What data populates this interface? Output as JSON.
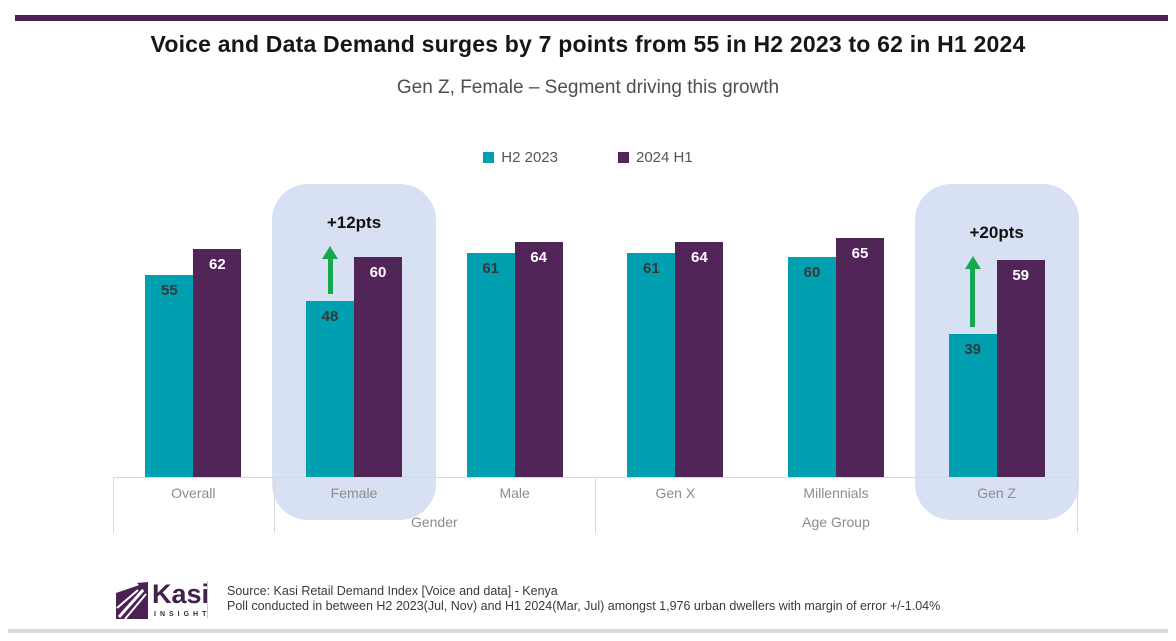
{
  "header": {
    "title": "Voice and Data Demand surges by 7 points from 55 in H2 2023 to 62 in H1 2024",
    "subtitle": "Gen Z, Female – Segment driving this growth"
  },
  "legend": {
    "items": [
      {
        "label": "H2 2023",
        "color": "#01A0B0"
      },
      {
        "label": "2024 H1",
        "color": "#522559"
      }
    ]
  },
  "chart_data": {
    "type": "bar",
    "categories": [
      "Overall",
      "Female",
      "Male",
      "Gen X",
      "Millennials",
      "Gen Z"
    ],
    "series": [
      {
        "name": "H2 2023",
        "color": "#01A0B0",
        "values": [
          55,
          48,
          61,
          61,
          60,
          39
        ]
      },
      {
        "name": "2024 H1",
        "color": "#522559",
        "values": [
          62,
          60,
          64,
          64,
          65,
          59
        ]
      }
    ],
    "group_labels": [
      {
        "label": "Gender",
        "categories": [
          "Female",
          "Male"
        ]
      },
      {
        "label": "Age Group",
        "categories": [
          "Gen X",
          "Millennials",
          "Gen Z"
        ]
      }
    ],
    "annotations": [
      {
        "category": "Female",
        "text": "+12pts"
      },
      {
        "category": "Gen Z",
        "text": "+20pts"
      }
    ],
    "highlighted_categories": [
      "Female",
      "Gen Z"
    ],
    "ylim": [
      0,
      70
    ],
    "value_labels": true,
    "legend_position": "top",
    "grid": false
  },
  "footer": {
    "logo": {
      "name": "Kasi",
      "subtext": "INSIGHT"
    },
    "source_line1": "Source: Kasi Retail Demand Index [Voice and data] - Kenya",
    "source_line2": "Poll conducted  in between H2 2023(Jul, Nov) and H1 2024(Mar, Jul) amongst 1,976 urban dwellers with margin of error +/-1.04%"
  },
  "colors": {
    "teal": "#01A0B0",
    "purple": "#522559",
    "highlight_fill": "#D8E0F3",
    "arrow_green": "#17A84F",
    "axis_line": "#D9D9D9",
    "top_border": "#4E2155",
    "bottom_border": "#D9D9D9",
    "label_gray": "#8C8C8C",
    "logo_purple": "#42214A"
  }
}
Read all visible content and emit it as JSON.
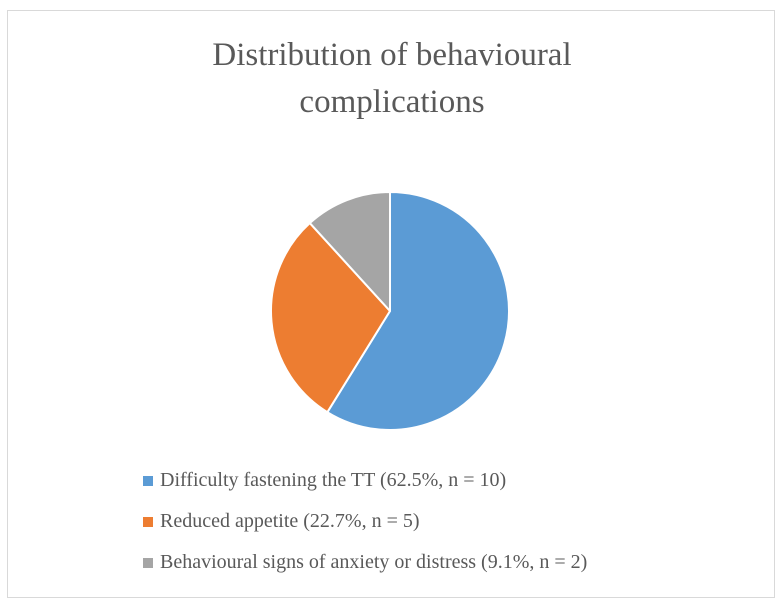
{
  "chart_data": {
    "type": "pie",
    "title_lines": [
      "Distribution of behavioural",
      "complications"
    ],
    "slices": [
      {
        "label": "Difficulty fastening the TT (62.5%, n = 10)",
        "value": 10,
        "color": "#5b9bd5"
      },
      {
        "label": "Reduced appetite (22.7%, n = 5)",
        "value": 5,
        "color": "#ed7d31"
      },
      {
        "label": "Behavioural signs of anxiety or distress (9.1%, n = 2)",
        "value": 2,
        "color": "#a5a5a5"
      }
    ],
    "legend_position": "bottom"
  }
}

★ ★ ★ ★

Print the entries above exactly, taking out only the pictures.

What data populates this interface? Output as JSON.
{
  "header": {
    "title": "Voice and Data Demand surges by 7 points from 55 in H2 2023 to 62 in H1 2024",
    "subtitle": "Gen Z, Female – Segment driving this growth"
  },
  "legend": {
    "items": [
      {
        "label": "H2 2023",
        "color": "#01A0B0"
      },
      {
        "label": "2024 H1",
        "color": "#522559"
      }
    ]
  },
  "chart_data": {
    "type": "bar",
    "categories": [
      "Overall",
      "Female",
      "Male",
      "Gen X",
      "Millennials",
      "Gen Z"
    ],
    "series": [
      {
        "name": "H2 2023",
        "color": "#01A0B0",
        "values": [
          55,
          48,
          61,
          61,
          60,
          39
        ]
      },
      {
        "name": "2024 H1",
        "color": "#522559",
        "values": [
          62,
          60,
          64,
          64,
          65,
          59
        ]
      }
    ],
    "group_labels": [
      {
        "label": "Gender",
        "categories": [
          "Female",
          "Male"
        ]
      },
      {
        "label": "Age Group",
        "categories": [
          "Gen X",
          "Millennials",
          "Gen Z"
        ]
      }
    ],
    "annotations": [
      {
        "category": "Female",
        "text": "+12pts"
      },
      {
        "category": "Gen Z",
        "text": "+20pts"
      }
    ],
    "highlighted_categories": [
      "Female",
      "Gen Z"
    ],
    "ylim": [
      0,
      70
    ],
    "value_labels": true,
    "legend_position": "top",
    "grid": false
  },
  "footer": {
    "logo": {
      "name": "Kasi",
      "subtext": "INSIGHT"
    },
    "source_line1": "Source: Kasi Retail Demand Index [Voice and data] - Kenya",
    "source_line2": "Poll conducted  in between H2 2023(Jul, Nov) and H1 2024(Mar, Jul) amongst 1,976 urban dwellers with margin of error +/-1.04%"
  },
  "colors": {
    "teal": "#01A0B0",
    "purple": "#522559",
    "highlight_fill": "#D8E0F3",
    "arrow_green": "#17A84F",
    "axis_line": "#D9D9D9",
    "top_border": "#4E2155",
    "bottom_border": "#D9D9D9",
    "label_gray": "#8C8C8C",
    "logo_purple": "#42214A"
  }
}
Read all visible content and emit it as JSON.
{
  "chart_data": {
    "type": "pie",
    "title_lines": [
      "Distribution of behavioural",
      "complications"
    ],
    "slices": [
      {
        "label": "Difficulty fastening the TT (62.5%, n = 10)",
        "value": 10,
        "color": "#5b9bd5"
      },
      {
        "label": "Reduced appetite (22.7%, n = 5)",
        "value": 5,
        "color": "#ed7d31"
      },
      {
        "label": "Behavioural signs of anxiety or distress (9.1%, n = 2)",
        "value": 2,
        "color": "#a5a5a5"
      }
    ],
    "legend_position": "bottom"
  }
}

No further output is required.